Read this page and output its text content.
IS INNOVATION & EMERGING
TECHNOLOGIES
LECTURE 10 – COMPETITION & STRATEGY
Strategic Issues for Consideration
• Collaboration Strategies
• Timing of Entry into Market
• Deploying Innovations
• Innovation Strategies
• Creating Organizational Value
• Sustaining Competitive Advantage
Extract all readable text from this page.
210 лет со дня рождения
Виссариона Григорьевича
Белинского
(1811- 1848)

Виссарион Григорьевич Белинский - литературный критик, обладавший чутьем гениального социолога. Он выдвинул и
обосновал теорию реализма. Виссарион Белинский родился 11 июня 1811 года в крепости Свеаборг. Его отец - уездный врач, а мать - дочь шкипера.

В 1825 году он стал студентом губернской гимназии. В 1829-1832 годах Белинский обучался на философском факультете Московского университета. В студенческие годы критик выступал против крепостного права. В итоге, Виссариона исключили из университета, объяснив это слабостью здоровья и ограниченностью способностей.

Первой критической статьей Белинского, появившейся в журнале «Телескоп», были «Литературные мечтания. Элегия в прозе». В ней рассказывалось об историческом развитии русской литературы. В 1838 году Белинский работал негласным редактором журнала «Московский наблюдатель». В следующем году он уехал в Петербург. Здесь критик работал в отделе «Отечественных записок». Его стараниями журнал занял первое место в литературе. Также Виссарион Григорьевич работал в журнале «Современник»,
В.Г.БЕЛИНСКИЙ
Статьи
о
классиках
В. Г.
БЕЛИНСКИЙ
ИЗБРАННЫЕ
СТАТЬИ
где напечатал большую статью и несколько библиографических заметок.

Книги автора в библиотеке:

····················

= OBJECTIVE =
Pick out each line above that includes "this" and show it.

= COMPLETE RESPONSE =
Read this page and output its text content.
Extract all readable text from this page.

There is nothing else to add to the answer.